Set task :: Repeat, exactly and completely, the entries shown underneath.

Start

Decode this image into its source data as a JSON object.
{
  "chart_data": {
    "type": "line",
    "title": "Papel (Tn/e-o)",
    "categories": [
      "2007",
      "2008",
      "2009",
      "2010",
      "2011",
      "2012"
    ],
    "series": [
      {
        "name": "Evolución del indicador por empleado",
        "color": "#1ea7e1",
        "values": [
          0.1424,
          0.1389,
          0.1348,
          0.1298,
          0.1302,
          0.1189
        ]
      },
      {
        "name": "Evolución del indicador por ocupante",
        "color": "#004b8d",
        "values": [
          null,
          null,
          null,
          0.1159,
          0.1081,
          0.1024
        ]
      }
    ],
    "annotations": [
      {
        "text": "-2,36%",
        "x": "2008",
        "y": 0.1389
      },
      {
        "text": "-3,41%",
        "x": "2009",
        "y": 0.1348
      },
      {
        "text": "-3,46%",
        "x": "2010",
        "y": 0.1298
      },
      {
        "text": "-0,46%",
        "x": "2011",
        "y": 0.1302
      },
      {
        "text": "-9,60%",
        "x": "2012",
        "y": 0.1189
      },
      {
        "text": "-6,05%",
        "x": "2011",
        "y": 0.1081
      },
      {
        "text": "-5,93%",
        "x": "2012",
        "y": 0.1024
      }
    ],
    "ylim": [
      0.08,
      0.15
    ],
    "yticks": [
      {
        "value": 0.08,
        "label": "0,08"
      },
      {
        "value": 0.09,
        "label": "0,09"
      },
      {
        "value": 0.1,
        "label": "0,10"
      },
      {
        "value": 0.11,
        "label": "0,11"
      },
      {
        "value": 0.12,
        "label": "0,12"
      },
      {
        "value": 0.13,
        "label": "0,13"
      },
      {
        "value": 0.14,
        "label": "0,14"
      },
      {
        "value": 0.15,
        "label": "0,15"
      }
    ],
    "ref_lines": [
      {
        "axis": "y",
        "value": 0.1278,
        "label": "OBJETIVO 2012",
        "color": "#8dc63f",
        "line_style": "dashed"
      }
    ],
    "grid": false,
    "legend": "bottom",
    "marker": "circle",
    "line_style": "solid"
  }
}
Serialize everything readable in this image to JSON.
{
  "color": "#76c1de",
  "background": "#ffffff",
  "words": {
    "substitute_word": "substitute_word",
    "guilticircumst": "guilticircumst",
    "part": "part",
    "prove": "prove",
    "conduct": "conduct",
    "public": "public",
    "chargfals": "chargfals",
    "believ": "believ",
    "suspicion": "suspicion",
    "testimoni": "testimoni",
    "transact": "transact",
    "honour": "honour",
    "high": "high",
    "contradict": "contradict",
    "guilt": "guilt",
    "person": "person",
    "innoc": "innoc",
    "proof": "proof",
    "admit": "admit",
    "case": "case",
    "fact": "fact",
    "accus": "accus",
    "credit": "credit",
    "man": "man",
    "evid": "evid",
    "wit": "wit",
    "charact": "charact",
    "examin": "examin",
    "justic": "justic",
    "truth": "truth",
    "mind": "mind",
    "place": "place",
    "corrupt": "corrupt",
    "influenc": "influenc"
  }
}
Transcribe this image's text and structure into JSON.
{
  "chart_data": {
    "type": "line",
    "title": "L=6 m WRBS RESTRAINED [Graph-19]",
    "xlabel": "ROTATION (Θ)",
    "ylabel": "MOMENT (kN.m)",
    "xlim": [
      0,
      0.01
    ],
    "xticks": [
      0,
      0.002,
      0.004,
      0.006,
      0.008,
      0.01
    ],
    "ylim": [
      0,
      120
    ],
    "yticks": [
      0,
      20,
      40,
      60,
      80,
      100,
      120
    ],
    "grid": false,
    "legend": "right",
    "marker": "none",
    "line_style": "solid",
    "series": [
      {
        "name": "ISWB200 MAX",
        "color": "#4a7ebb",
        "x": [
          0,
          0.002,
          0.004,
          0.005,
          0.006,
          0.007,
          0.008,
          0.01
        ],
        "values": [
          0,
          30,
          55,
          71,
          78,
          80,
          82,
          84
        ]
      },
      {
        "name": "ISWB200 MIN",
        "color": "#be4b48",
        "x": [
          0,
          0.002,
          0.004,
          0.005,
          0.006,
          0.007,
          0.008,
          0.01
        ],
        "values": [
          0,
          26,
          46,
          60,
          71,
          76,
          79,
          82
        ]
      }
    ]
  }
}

End

Complete output ::
Decode this image into its source data as a JSON object.
{
  "chart_data": {
    "type": "line",
    "title": "Papel (Tn/e-o)",
    "categories": [
      "2007",
      "2008",
      "2009",
      "2010",
      "2011",
      "2012"
    ],
    "series": [
      {
        "name": "Evolución del indicador por empleado",
        "color": "#1ea7e1",
        "values": [
          0.1424,
          0.1389,
          0.1348,
          0.1298,
          0.1302,
          0.1189
        ]
      },
      {
        "name": "Evolución del indicador por ocupante",
        "color": "#004b8d",
        "values": [
          null,
          null,
          null,
          0.1159,
          0.1081,
          0.1024
        ]
      }
    ],
    "annotations": [
      {
        "text": "-2,36%",
        "x": "2008",
        "y": 0.1389
      },
      {
        "text": "-3,41%",
        "x": "2009",
        "y": 0.1348
      },
      {
        "text": "-3,46%",
        "x": "2010",
        "y": 0.1298
      },
      {
        "text": "-0,46%",
        "x": "2011",
        "y": 0.1302
      },
      {
        "text": "-9,60%",
        "x": "2012",
        "y": 0.1189
      },
      {
        "text": "-6,05%",
        "x": "2011",
        "y": 0.1081
      },
      {
        "text": "-5,93%",
        "x": "2012",
        "y": 0.1024
      }
    ],
    "ylim": [
      0.08,
      0.15
    ],
    "yticks": [
      {
        "value": 0.08,
        "label": "0,08"
      },
      {
        "value": 0.09,
        "label": "0,09"
      },
      {
        "value": 0.1,
        "label": "0,10"
      },
      {
        "value": 0.11,
        "label": "0,11"
      },
      {
        "value": 0.12,
        "label": "0,12"
      },
      {
        "value": 0.13,
        "label": "0,13"
      },
      {
        "value": 0.14,
        "label": "0,14"
      },
      {
        "value": 0.15,
        "label": "0,15"
      }
    ],
    "ref_lines": [
      {
        "axis": "y",
        "value": 0.1278,
        "label": "OBJETIVO 2012",
        "color": "#8dc63f",
        "line_style": "dashed"
      }
    ],
    "grid": false,
    "legend": "bottom",
    "marker": "circle",
    "line_style": "solid"
  }
}
Serialize everything readable in this image to JSON.
{
  "color": "#76c1de",
  "background": "#ffffff",
  "words": {
    "substitute_word": "substitute_word",
    "guilticircumst": "guilticircumst",
    "part": "part",
    "prove": "prove",
    "conduct": "conduct",
    "public": "public",
    "chargfals": "chargfals",
    "believ": "believ",
    "suspicion": "suspicion",
    "testimoni": "testimoni",
    "transact": "transact",
    "honour": "honour",
    "high": "high",
    "contradict": "contradict",
    "guilt": "guilt",
    "person": "person",
    "innoc": "innoc",
    "proof": "proof",
    "admit": "admit",
    "case": "case",
    "fact": "fact",
    "accus": "accus",
    "credit": "credit",
    "man": "man",
    "evid": "evid",
    "wit": "wit",
    "charact": "charact",
    "examin": "examin",
    "justic": "justic",
    "truth": "truth",
    "mind": "mind",
    "place": "place",
    "corrupt": "corrupt",
    "influenc": "influenc"
  }
}
Transcribe this image's text and structure into JSON.
{
  "chart_data": {
    "type": "line",
    "title": "L=6 m WRBS RESTRAINED [Graph-19]",
    "xlabel": "ROTATION (Θ)",
    "ylabel": "MOMENT (kN.m)",
    "xlim": [
      0,
      0.01
    ],
    "xticks": [
      0,
      0.002,
      0.004,
      0.006,
      0.008,
      0.01
    ],
    "ylim": [
      0,
      120
    ],
    "yticks": [
      0,
      20,
      40,
      60,
      80,
      100,
      120
    ],
    "grid": false,
    "legend": "right",
    "marker": "none",
    "line_style": "solid",
    "series": [
      {
        "name": "ISWB200 MAX",
        "color": "#4a7ebb",
        "x": [
          0,
          0.002,
          0.004,
          0.005,
          0.006,
          0.007,
          0.008,
          0.01
        ],
        "values": [
          0,
          30,
          55,
          71,
          78,
          80,
          82,
          84
        ]
      },
      {
        "name": "ISWB200 MIN",
        "color": "#be4b48",
        "x": [
          0,
          0.002,
          0.004,
          0.005,
          0.006,
          0.007,
          0.008,
          0.01
        ],
        "values": [
          0,
          26,
          46,
          60,
          71,
          76,
          79,
          82
        ]
      }
    ]
  }
}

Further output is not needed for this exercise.